:: Written problem ::
Can you print every record below exactly as written?

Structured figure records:
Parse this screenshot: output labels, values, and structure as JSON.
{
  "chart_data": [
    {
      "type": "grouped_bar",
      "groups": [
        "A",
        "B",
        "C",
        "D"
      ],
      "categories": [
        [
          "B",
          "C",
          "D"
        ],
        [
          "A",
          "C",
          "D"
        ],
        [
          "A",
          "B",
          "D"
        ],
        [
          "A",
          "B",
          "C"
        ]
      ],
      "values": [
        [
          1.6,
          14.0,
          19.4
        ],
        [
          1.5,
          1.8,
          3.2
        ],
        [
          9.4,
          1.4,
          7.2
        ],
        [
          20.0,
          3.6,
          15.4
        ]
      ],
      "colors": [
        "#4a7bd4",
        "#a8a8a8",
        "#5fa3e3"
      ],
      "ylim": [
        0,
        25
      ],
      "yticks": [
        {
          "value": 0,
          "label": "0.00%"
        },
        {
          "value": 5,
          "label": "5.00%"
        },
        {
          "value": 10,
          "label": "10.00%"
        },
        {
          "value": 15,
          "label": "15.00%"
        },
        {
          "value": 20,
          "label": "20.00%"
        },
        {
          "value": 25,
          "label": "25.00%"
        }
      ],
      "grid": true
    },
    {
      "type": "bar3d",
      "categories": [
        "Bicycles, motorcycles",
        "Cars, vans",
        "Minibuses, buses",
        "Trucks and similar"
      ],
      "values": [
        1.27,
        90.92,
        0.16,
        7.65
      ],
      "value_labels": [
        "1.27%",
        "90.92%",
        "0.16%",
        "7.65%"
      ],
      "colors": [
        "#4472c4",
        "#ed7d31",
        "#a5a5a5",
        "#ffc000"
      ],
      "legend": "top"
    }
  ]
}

:: Output for this task ::
Parse this screenshot: output labels, values, and structure as JSON.
{
  "chart_data": [
    {
      "type": "grouped_bar",
      "groups": [
        "A",
        "B",
        "C",
        "D"
      ],
      "categories": [
        [
          "B",
          "C",
          "D"
        ],
        [
          "A",
          "C",
          "D"
        ],
        [
          "A",
          "B",
          "D"
        ],
        [
          "A",
          "B",
          "C"
        ]
      ],
      "values": [
        [
          1.6,
          14.0,
          19.4
        ],
        [
          1.5,
          1.8,
          3.2
        ],
        [
          9.4,
          1.4,
          7.2
        ],
        [
          20.0,
          3.6,
          15.4
        ]
      ],
      "colors": [
        "#4a7bd4",
        "#a8a8a8",
        "#5fa3e3"
      ],
      "ylim": [
        0,
        25
      ],
      "yticks": [
        {
          "value": 0,
          "label": "0.00%"
        },
        {
          "value": 5,
          "label": "5.00%"
        },
        {
          "value": 10,
          "label": "10.00%"
        },
        {
          "value": 15,
          "label": "15.00%"
        },
        {
          "value": 20,
          "label": "20.00%"
        },
        {
          "value": 25,
          "label": "25.00%"
        }
      ],
      "grid": true
    },
    {
      "type": "bar3d",
      "categories": [
        "Bicycles, motorcycles",
        "Cars, vans",
        "Minibuses, buses",
        "Trucks and similar"
      ],
      "values": [
        1.27,
        90.92,
        0.16,
        7.65
      ],
      "value_labels": [
        "1.27%",
        "90.92%",
        "0.16%",
        "7.65%"
      ],
      "colors": [
        "#4472c4",
        "#ed7d31",
        "#a5a5a5",
        "#ffc000"
      ],
      "legend": "top"
    }
  ]
}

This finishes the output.